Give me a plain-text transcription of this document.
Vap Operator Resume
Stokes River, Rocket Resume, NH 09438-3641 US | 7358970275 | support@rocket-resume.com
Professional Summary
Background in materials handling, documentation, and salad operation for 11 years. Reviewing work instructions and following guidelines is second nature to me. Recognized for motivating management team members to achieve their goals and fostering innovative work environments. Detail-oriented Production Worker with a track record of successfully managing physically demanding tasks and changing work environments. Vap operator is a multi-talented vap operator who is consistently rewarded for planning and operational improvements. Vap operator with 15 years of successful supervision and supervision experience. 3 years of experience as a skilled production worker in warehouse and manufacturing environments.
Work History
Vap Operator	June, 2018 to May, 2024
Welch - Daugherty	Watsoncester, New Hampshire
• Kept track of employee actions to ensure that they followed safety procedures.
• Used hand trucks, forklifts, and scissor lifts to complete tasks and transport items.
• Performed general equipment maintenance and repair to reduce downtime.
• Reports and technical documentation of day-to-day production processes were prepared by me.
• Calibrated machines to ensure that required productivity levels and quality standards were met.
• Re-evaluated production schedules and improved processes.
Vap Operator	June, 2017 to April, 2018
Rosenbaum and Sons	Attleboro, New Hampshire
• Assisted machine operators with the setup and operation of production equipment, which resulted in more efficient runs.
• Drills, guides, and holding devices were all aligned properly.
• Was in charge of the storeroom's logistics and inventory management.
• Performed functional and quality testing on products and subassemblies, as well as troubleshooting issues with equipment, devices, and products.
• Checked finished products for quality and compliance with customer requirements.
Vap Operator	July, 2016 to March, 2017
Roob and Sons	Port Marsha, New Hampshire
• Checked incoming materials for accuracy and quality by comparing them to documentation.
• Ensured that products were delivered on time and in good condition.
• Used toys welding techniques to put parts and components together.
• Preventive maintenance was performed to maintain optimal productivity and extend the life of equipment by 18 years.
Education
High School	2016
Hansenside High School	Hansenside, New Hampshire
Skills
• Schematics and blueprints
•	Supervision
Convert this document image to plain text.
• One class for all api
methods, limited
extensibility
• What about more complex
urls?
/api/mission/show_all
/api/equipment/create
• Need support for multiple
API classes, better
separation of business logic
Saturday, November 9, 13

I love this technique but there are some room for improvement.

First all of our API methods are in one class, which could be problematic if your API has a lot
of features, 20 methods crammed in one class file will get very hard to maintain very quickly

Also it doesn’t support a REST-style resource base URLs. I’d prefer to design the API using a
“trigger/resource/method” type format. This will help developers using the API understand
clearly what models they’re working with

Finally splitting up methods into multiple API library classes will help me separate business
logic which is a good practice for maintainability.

******

● **Task instructions**:
Return all the lines that contain the string "plain".

● **Written response**:
Give me a plain-text transcription of this document.
Convert this document image to plain text.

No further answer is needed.